■ What to work on ■
Without the pictures, can you quote each line below exactly?
╔══
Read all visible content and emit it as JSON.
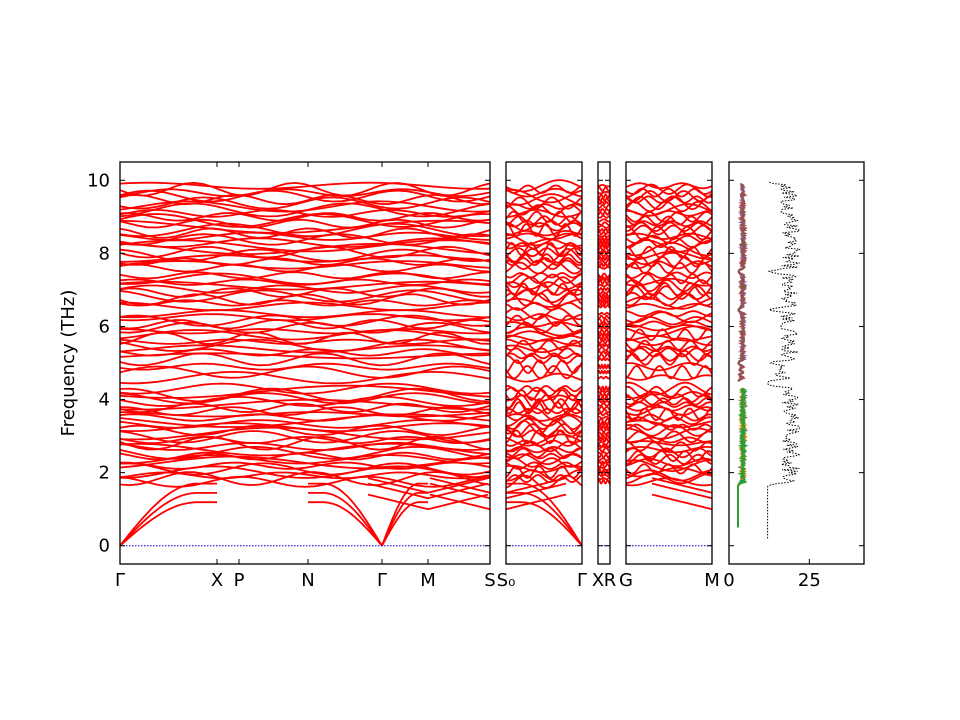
{
  "chart_data": {
    "type": "line",
    "ylabel": "Frequency (THz)",
    "ylim": [
      -0.5,
      10.5
    ],
    "yticks": [
      0,
      2,
      4,
      6,
      8,
      10
    ],
    "colors": {
      "band": "#ff0000",
      "zero_line": "#0000cc",
      "dos_total": "#000000"
    },
    "panels": [
      {
        "name": "panel-1",
        "xticks": [
          "Γ",
          "X",
          "P",
          "N",
          "Γ",
          "M",
          "S"
        ]
      },
      {
        "name": "panel-2",
        "xticks": [
          "S₀",
          "Γ"
        ]
      },
      {
        "name": "panel-3",
        "xticks": [
          "X",
          "R"
        ]
      },
      {
        "name": "panel-4",
        "xticks": [
          "G",
          "M"
        ]
      }
    ],
    "dos": {
      "xticks": [
        0,
        25
      ],
      "xlim": [
        0,
        42
      ],
      "series": [
        {
          "color": "#1f77b4",
          "range": [
            0.5,
            4.3
          ]
        },
        {
          "color": "#ff7f0e",
          "range": [
            0.5,
            4.3
          ]
        },
        {
          "color": "#2ca02c",
          "range": [
            0.5,
            4.3
          ]
        },
        {
          "color": "#d62728",
          "range": [
            4.5,
            9.9
          ]
        },
        {
          "color": "#9467bd",
          "range": [
            4.5,
            9.9
          ]
        },
        {
          "color": "#8c564b",
          "range": [
            4.5,
            9.9
          ]
        }
      ]
    },
    "acoustic_end_frequency": 1.7,
    "optical_band_groups": [
      [
        1.75,
        4.3,
        30
      ],
      [
        4.6,
        4.9,
        3
      ],
      [
        5.1,
        6.35,
        14
      ],
      [
        6.55,
        7.4,
        10
      ],
      [
        7.6,
        8.9,
        16
      ],
      [
        9.0,
        9.85,
        10
      ]
    ]
  }
}
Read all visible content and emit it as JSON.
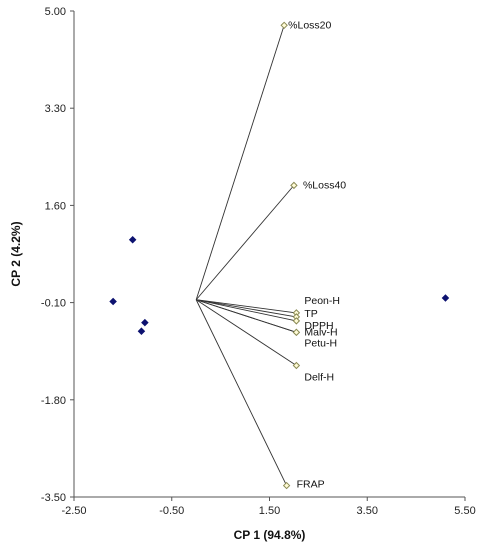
{
  "chart_data": {
    "type": "scatter",
    "title": "",
    "xlabel": "CP 1 (94.8%)",
    "ylabel": "CP 2 (4.2%)",
    "xlim": [
      -2.5,
      5.5
    ],
    "ylim": [
      -3.5,
      5.0
    ],
    "x_ticks": [
      "-2.50",
      "-0.50",
      "1.50",
      "3.50",
      "5.50"
    ],
    "y_ticks": [
      "5.00",
      "3.30",
      "1.60",
      "-0.10",
      "-1.80",
      "-3.50"
    ],
    "grid": false,
    "vector_origin": [
      0.0,
      -0.05
    ],
    "vectors": [
      {
        "name": "%Loss20",
        "x": 1.8,
        "y": 4.75
      },
      {
        "name": "%Loss40",
        "x": 2.0,
        "y": 1.95
      },
      {
        "name": "Peon-H",
        "x": 2.05,
        "y": -0.28
      },
      {
        "name": "TP",
        "x": 2.05,
        "y": -0.35
      },
      {
        "name": "DPPH",
        "x": 2.05,
        "y": -0.42
      },
      {
        "name": "Malv-H",
        "x": 2.05,
        "y": -0.62
      },
      {
        "name": "Petu-H",
        "x": 2.05,
        "y": -0.62
      },
      {
        "name": "Delf-H",
        "x": 2.05,
        "y": -1.2
      },
      {
        "name": "FRAP",
        "x": 1.85,
        "y": -3.3
      }
    ],
    "points": [
      {
        "x": -1.3,
        "y": 1.0
      },
      {
        "x": -1.7,
        "y": -0.08
      },
      {
        "x": -1.05,
        "y": -0.45
      },
      {
        "x": -1.12,
        "y": -0.6
      },
      {
        "x": 5.1,
        "y": -0.02
      }
    ],
    "colors": {
      "points": "#0d1270",
      "vector_marker_fill": "#fffbd6",
      "vector_marker_stroke": "#8a8a55",
      "lines": "#333333"
    }
  }
}
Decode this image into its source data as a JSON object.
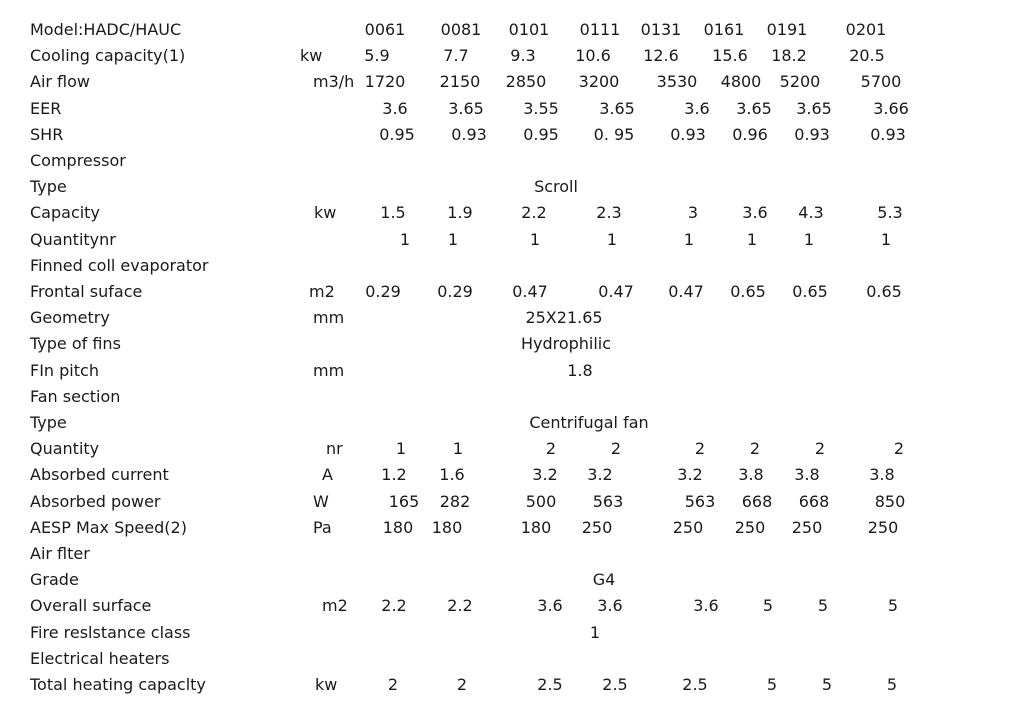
╚══
■ Answer ■
Read all visible content and emit it as JSON.
{
  "chart_data": {
    "type": "line",
    "ylabel": "Frequency (THz)",
    "ylim": [
      -0.5,
      10.5
    ],
    "yticks": [
      0,
      2,
      4,
      6,
      8,
      10
    ],
    "colors": {
      "band": "#ff0000",
      "zero_line": "#0000cc",
      "dos_total": "#000000"
    },
    "panels": [
      {
        "name": "panel-1",
        "xticks": [
          "Γ",
          "X",
          "P",
          "N",
          "Γ",
          "M",
          "S"
        ]
      },
      {
        "name": "panel-2",
        "xticks": [
          "S₀",
          "Γ"
        ]
      },
      {
        "name": "panel-3",
        "xticks": [
          "X",
          "R"
        ]
      },
      {
        "name": "panel-4",
        "xticks": [
          "G",
          "M"
        ]
      }
    ],
    "dos": {
      "xticks": [
        0,
        25
      ],
      "xlim": [
        0,
        42
      ],
      "series": [
        {
          "color": "#1f77b4",
          "range": [
            0.5,
            4.3
          ]
        },
        {
          "color": "#ff7f0e",
          "range": [
            0.5,
            4.3
          ]
        },
        {
          "color": "#2ca02c",
          "range": [
            0.5,
            4.3
          ]
        },
        {
          "color": "#d62728",
          "range": [
            4.5,
            9.9
          ]
        },
        {
          "color": "#9467bd",
          "range": [
            4.5,
            9.9
          ]
        },
        {
          "color": "#8c564b",
          "range": [
            4.5,
            9.9
          ]
        }
      ]
    },
    "acoustic_end_frequency": 1.7,
    "optical_band_groups": [
      [
        1.75,
        4.3,
        30
      ],
      [
        4.6,
        4.9,
        3
      ],
      [
        5.1,
        6.35,
        14
      ],
      [
        6.55,
        7.4,
        10
      ],
      [
        7.6,
        8.9,
        16
      ],
      [
        9.0,
        9.85,
        10
      ]
    ]
  }
}
Read all visible content and emit it as JSON.
{
  "chart_data": {
    "type": "scatter",
    "title": "",
    "xlabel": "CP 1 (94.8%)",
    "ylabel": "CP 2 (4.2%)",
    "xlim": [
      -2.5,
      5.5
    ],
    "ylim": [
      -3.5,
      5.0
    ],
    "x_ticks": [
      "-2.50",
      "-0.50",
      "1.50",
      "3.50",
      "5.50"
    ],
    "y_ticks": [
      "5.00",
      "3.30",
      "1.60",
      "-0.10",
      "-1.80",
      "-3.50"
    ],
    "grid": false,
    "vector_origin": [
      0.0,
      -0.05
    ],
    "vectors": [
      {
        "name": "%Loss20",
        "x": 1.8,
        "y": 4.75
      },
      {
        "name": "%Loss40",
        "x": 2.0,
        "y": 1.95
      },
      {
        "name": "Peon-H",
        "x": 2.05,
        "y": -0.28
      },
      {
        "name": "TP",
        "x": 2.05,
        "y": -0.35
      },
      {
        "name": "DPPH",
        "x": 2.05,
        "y": -0.42
      },
      {
        "name": "Malv-H",
        "x": 2.05,
        "y": -0.62
      },
      {
        "name": "Petu-H",
        "x": 2.05,
        "y": -0.62
      },
      {
        "name": "Delf-H",
        "x": 2.05,
        "y": -1.2
      },
      {
        "name": "FRAP",
        "x": 1.85,
        "y": -3.3
      }
    ],
    "points": [
      {
        "x": -1.3,
        "y": 1.0
      },
      {
        "x": -1.7,
        "y": -0.08
      },
      {
        "x": -1.05,
        "y": -0.45
      },
      {
        "x": -1.12,
        "y": -0.6
      },
      {
        "x": 5.1,
        "y": -0.02
      }
    ],
    "colors": {
      "points": "#0d1270",
      "vector_marker_fill": "#fffbd6",
      "vector_marker_stroke": "#8a8a55",
      "lines": "#333333"
    }
  }
}
Decode this image into its source data as a JSON object.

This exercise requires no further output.